Problem to solve: Below is some material; transcribe all of it exactly.

(Recorded data)
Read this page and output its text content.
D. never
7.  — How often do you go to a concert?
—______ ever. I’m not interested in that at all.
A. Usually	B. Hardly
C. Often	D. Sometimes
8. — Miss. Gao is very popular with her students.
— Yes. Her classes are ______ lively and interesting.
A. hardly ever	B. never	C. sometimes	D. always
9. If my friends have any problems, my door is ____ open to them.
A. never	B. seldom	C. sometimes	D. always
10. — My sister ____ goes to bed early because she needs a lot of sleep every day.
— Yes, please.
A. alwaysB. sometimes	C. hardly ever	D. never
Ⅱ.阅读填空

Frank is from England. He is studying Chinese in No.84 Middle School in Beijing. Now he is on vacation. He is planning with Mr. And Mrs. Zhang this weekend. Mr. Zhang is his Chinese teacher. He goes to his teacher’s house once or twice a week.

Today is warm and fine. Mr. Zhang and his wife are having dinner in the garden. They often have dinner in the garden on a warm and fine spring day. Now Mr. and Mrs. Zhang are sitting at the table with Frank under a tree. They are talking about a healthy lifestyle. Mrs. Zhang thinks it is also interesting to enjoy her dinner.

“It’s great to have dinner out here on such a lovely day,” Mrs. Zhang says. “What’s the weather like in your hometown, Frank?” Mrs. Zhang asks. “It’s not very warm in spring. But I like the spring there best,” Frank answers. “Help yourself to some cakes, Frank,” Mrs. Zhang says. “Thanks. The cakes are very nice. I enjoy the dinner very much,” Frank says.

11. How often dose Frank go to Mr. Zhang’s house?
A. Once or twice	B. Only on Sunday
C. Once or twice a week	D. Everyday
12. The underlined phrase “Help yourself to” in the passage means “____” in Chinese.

Written answer:
Read this page and output its text content.
D. never
7.  — How often do you go to a concert?
—______ ever. I’m not interested in that at all.
A. Usually	B. Hardly
C. Often	D. Sometimes
8. — Miss. Gao is very popular with her students.
— Yes. Her classes are ______ lively and interesting.
A. hardly ever	B. never	C. sometimes	D. always
9. If my friends have any problems, my door is ____ open to them.
A. never	B. seldom	C. sometimes	D. always
10. — My sister ____ goes to bed early because she needs a lot of sleep every day.
— Yes, please.
A. alwaysB. sometimes	C. hardly ever	D. never
Ⅱ.阅读填空

Frank is from England. He is studying Chinese in No.84 Middle School in Beijing. Now he is on vacation. He is planning with Mr. And Mrs. Zhang this weekend. Mr. Zhang is his Chinese teacher. He goes to his teacher’s house once or twice a week.

Today is warm and fine. Mr. Zhang and his wife are having dinner in the garden. They often have dinner in the garden on a warm and fine spring day. Now Mr. and Mrs. Zhang are sitting at the table with Frank under a tree. They are talking about a healthy lifestyle. Mrs. Zhang thinks it is also interesting to enjoy her dinner.

“It’s great to have dinner out here on such a lovely day,” Mrs. Zhang says. “What’s the weather like in your hometown, Frank?” Mrs. Zhang asks. “It’s not very warm in spring. But I like the spring there best,” Frank answers. “Help yourself to some cakes, Frank,” Mrs. Zhang says. “Thanks. The cakes are very nice. I enjoy the dinner very much,” Frank says.

11. How often dose Frank go to Mr. Zhang’s house?
A. Once or twice	B. Only on Sunday
C. Once or twice a week	D. Everyday
12. The underlined phrase “Help yourself to” in the passage means “____” in Chinese.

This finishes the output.